What the task requires:
Take the material and output all of it exactly.

Data provided:
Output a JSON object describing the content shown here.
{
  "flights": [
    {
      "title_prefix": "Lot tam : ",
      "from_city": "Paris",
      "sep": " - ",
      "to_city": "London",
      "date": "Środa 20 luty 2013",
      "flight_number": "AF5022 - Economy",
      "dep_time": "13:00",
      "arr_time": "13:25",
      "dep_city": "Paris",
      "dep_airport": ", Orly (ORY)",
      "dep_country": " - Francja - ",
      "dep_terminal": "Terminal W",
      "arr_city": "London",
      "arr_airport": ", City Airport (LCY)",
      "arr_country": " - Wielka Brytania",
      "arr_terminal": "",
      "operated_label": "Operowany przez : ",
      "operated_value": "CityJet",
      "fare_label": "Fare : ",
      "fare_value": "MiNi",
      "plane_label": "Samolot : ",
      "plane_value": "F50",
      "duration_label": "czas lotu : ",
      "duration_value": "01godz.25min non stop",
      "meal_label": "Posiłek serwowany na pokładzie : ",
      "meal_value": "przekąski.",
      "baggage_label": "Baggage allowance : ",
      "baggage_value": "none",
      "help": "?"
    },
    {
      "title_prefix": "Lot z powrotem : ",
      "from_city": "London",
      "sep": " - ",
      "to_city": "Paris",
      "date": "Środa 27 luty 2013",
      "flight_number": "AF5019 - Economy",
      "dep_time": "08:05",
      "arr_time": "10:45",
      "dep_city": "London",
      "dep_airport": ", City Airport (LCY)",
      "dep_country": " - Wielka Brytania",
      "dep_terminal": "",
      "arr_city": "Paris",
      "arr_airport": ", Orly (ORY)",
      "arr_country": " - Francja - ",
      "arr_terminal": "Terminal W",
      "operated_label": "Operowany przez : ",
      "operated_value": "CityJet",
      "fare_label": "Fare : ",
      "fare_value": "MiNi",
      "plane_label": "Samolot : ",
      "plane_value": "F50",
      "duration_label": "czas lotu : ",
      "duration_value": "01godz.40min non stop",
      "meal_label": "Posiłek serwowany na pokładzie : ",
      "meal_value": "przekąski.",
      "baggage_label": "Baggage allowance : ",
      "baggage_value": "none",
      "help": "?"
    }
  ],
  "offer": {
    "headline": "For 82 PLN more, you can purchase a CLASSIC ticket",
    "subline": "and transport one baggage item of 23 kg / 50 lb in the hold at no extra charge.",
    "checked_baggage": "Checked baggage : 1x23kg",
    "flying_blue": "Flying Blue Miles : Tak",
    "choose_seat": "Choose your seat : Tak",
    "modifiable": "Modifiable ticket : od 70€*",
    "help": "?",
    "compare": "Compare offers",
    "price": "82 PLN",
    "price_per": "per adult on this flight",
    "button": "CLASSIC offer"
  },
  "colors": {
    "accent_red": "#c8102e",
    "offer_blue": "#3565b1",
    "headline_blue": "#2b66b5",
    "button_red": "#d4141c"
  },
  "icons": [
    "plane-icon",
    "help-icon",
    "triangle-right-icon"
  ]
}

Solved exercise:
Output a JSON object describing the content shown here.
{
  "flights": [
    {
      "title_prefix": "Lot tam : ",
      "from_city": "Paris",
      "sep": " - ",
      "to_city": "London",
      "date": "Środa 20 luty 2013",
      "flight_number": "AF5022 - Economy",
      "dep_time": "13:00",
      "arr_time": "13:25",
      "dep_city": "Paris",
      "dep_airport": ", Orly (ORY)",
      "dep_country": " - Francja - ",
      "dep_terminal": "Terminal W",
      "arr_city": "London",
      "arr_airport": ", City Airport (LCY)",
      "arr_country": " - Wielka Brytania",
      "arr_terminal": "",
      "operated_label": "Operowany przez : ",
      "operated_value": "CityJet",
      "fare_label": "Fare : ",
      "fare_value": "MiNi",
      "plane_label": "Samolot : ",
      "plane_value": "F50",
      "duration_label": "czas lotu : ",
      "duration_value": "01godz.25min non stop",
      "meal_label": "Posiłek serwowany na pokładzie : ",
      "meal_value": "przekąski.",
      "baggage_label": "Baggage allowance : ",
      "baggage_value": "none",
      "help": "?"
    },
    {
      "title_prefix": "Lot z powrotem : ",
      "from_city": "London",
      "sep": " - ",
      "to_city": "Paris",
      "date": "Środa 27 luty 2013",
      "flight_number": "AF5019 - Economy",
      "dep_time": "08:05",
      "arr_time": "10:45",
      "dep_city": "London",
      "dep_airport": ", City Airport (LCY)",
      "dep_country": " - Wielka Brytania",
      "dep_terminal": "",
      "arr_city": "Paris",
      "arr_airport": ", Orly (ORY)",
      "arr_country": " - Francja - ",
      "arr_terminal": "Terminal W",
      "operated_label": "Operowany przez : ",
      "operated_value": "CityJet",
      "fare_label": "Fare : ",
      "fare_value": "MiNi",
      "plane_label": "Samolot : ",
      "plane_value": "F50",
      "duration_label": "czas lotu : ",
      "duration_value": "01godz.40min non stop",
      "meal_label": "Posiłek serwowany na pokładzie : ",
      "meal_value": "przekąski.",
      "baggage_label": "Baggage allowance : ",
      "baggage_value": "none",
      "help": "?"
    }
  ],
  "offer": {
    "headline": "For 82 PLN more, you can purchase a CLASSIC ticket",
    "subline": "and transport one baggage item of 23 kg / 50 lb in the hold at no extra charge.",
    "checked_baggage": "Checked baggage : 1x23kg",
    "flying_blue": "Flying Blue Miles : Tak",
    "choose_seat": "Choose your seat : Tak",
    "modifiable": "Modifiable ticket : od 70€*",
    "help": "?",
    "compare": "Compare offers",
    "price": "82 PLN",
    "price_per": "per adult on this flight",
    "button": "CLASSIC offer"
  },
  "colors": {
    "accent_red": "#c8102e",
    "offer_blue": "#3565b1",
    "headline_blue": "#2b66b5",
    "button_red": "#d4141c"
  },
  "icons": [
    "plane-icon",
    "help-icon",
    "triangle-right-icon"
  ]
}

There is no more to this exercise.